## Directive
Exactly reproduce each entry, leaving out nothing.

## Available records
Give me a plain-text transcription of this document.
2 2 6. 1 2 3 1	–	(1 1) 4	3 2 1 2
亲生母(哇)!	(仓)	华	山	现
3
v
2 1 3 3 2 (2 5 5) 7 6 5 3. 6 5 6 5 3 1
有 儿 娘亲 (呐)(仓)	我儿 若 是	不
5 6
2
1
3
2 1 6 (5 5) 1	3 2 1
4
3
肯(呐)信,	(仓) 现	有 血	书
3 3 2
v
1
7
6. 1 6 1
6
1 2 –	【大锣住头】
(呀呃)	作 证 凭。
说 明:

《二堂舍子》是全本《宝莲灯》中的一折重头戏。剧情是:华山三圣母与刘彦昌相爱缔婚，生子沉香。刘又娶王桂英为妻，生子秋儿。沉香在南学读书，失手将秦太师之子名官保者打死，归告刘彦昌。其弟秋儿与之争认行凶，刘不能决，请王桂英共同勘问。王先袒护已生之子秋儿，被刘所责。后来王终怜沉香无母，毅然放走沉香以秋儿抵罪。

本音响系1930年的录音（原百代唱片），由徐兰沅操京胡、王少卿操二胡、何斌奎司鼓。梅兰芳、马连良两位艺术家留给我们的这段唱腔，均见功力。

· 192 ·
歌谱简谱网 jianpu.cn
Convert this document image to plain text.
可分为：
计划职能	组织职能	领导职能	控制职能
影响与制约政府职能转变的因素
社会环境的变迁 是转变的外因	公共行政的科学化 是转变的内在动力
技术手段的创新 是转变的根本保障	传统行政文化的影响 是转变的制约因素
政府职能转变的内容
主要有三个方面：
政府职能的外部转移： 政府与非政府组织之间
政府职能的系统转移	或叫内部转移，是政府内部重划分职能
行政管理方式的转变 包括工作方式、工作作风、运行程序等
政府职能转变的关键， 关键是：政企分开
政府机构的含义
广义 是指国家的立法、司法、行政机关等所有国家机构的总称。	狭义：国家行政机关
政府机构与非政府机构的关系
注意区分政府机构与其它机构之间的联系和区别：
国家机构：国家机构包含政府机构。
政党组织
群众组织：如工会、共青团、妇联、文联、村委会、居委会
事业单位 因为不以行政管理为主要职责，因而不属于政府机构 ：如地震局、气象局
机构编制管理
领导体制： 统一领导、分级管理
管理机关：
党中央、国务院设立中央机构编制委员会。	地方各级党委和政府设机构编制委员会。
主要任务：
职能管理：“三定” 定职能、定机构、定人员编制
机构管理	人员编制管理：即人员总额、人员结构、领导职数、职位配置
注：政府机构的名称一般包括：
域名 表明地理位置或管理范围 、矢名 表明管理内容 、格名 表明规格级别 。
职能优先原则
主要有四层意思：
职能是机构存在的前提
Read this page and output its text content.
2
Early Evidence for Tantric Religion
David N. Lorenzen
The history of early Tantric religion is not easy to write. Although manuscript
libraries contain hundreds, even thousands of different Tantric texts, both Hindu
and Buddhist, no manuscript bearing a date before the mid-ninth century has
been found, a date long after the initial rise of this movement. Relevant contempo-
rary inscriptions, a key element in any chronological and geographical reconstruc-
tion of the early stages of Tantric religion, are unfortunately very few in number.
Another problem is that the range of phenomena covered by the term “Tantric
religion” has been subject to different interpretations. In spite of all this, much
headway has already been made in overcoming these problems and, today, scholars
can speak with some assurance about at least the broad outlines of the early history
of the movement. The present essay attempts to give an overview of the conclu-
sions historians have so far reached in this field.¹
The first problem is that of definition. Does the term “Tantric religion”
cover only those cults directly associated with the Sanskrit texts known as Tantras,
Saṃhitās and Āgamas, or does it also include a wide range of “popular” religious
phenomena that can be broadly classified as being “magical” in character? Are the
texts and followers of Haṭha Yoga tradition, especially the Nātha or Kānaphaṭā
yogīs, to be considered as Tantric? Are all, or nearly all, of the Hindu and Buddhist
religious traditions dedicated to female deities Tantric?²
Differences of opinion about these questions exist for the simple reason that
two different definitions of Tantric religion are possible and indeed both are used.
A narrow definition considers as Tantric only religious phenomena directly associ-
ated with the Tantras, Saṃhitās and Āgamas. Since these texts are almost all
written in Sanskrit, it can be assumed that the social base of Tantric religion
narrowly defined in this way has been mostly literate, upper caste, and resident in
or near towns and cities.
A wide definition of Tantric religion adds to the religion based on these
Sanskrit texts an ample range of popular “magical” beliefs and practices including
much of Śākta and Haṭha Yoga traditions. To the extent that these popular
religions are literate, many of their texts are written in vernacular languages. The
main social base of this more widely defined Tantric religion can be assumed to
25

## Reply
Give me a plain-text transcription of this document.
2 2 6. 1 2 3 1	–	(1 1) 4	3 2 1 2
亲生母(哇)!	(仓)	华	山	现
3
v
2 1 3 3 2 (2 5 5) 7 6 5 3. 6 5 6 5 3 1
有 儿 娘亲 (呐)(仓)	我儿 若 是	不
5 6
2
1
3
2 1 6 (5 5) 1	3 2 1
4
3
肯(呐)信,	(仓) 现	有 血	书
3 3 2
v
1
7
6. 1 6 1
6
1 2 –	【大锣住头】
(呀呃)	作 证 凭。
说 明:

《二堂舍子》是全本《宝莲灯》中的一折重头戏。剧情是:华山三圣母与刘彦昌相爱缔婚，生子沉香。刘又娶王桂英为妻，生子秋儿。沉香在南学读书，失手将秦太师之子名官保者打死，归告刘彦昌。其弟秋儿与之争认行凶，刘不能决，请王桂英共同勘问。王先袒护已生之子秋儿，被刘所责。后来王终怜沉香无母，毅然放走沉香以秋儿抵罪。

本音响系1930年的录音（原百代唱片），由徐兰沅操京胡、王少卿操二胡、何斌奎司鼓。梅兰芳、马连良两位艺术家留给我们的这段唱腔，均见功力。

· 192 ·
歌谱简谱网 jianpu.cn
Convert this document image to plain text.
可分为：
计划职能	组织职能	领导职能	控制职能
影响与制约政府职能转变的因素
社会环境的变迁 是转变的外因	公共行政的科学化 是转变的内在动力
技术手段的创新 是转变的根本保障	传统行政文化的影响 是转变的制约因素
政府职能转变的内容
主要有三个方面：
政府职能的外部转移： 政府与非政府组织之间
政府职能的系统转移	或叫内部转移，是政府内部重划分职能
行政管理方式的转变 包括工作方式、工作作风、运行程序等
政府职能转变的关键， 关键是：政企分开
政府机构的含义
广义 是指国家的立法、司法、行政机关等所有国家机构的总称。	狭义：国家行政机关
政府机构与非政府机构的关系
注意区分政府机构与其它机构之间的联系和区别：
国家机构：国家机构包含政府机构。
政党组织
群众组织：如工会、共青团、妇联、文联、村委会、居委会
事业单位 因为不以行政管理为主要职责，因而不属于政府机构 ：如地震局、气象局
机构编制管理
领导体制： 统一领导、分级管理
管理机关：
党中央、国务院设立中央机构编制委员会。	地方各级党委和政府设机构编制委员会。
主要任务：
职能管理：“三定” 定职能、定机构、定人员编制
机构管理	人员编制管理：即人员总额、人员结构、领导职数、职位配置
注：政府机构的名称一般包括：
域名 表明地理位置或管理范围 、矢名 表明管理内容 、格名 表明规格级别 。
职能优先原则
主要有四层意思：
职能是机构存在的前提
Read this page and output its text content.
2
Early Evidence for Tantric Religion
David N. Lorenzen
The history of early Tantric religion is not easy to write. Although manuscript
libraries contain hundreds, even thousands of different Tantric texts, both Hindu
and Buddhist, no manuscript bearing a date before the mid-ninth century has
been found, a date long after the initial rise of this movement. Relevant contempo-
rary inscriptions, a key element in any chronological and geographical reconstruc-
tion of the early stages of Tantric religion, are unfortunately very few in number.
Another problem is that the range of phenomena covered by the term “Tantric
religion” has been subject to different interpretations. In spite of all this, much
headway has already been made in overcoming these problems and, today, scholars
can speak with some assurance about at least the broad outlines of the early history
of the movement. The present essay attempts to give an overview of the conclu-
sions historians have so far reached in this field.¹
The first problem is that of definition. Does the term “Tantric religion”
cover only those cults directly associated with the Sanskrit texts known as Tantras,
Saṃhitās and Āgamas, or does it also include a wide range of “popular” religious
phenomena that can be broadly classified as being “magical” in character? Are the
texts and followers of Haṭha Yoga tradition, especially the Nātha or Kānaphaṭā
yogīs, to be considered as Tantric? Are all, or nearly all, of the Hindu and Buddhist
religious traditions dedicated to female deities Tantric?²
Differences of opinion about these questions exist for the simple reason that
two different definitions of Tantric religion are possible and indeed both are used.
A narrow definition considers as Tantric only religious phenomena directly associ-
ated with the Tantras, Saṃhitās and Āgamas. Since these texts are almost all
written in Sanskrit, it can be assumed that the social base of Tantric religion
narrowly defined in this way has been mostly literate, upper caste, and resident in
or near towns and cities.
A wide definition of Tantric religion adds to the religion based on these
Sanskrit texts an ample range of popular “magical” beliefs and practices including
much of Śākta and Haṭha Yoga traditions. To the extent that these popular
religions are literate, many of their texts are written in vernacular languages. The
main social base of this more widely defined Tantric religion can be assumed to
25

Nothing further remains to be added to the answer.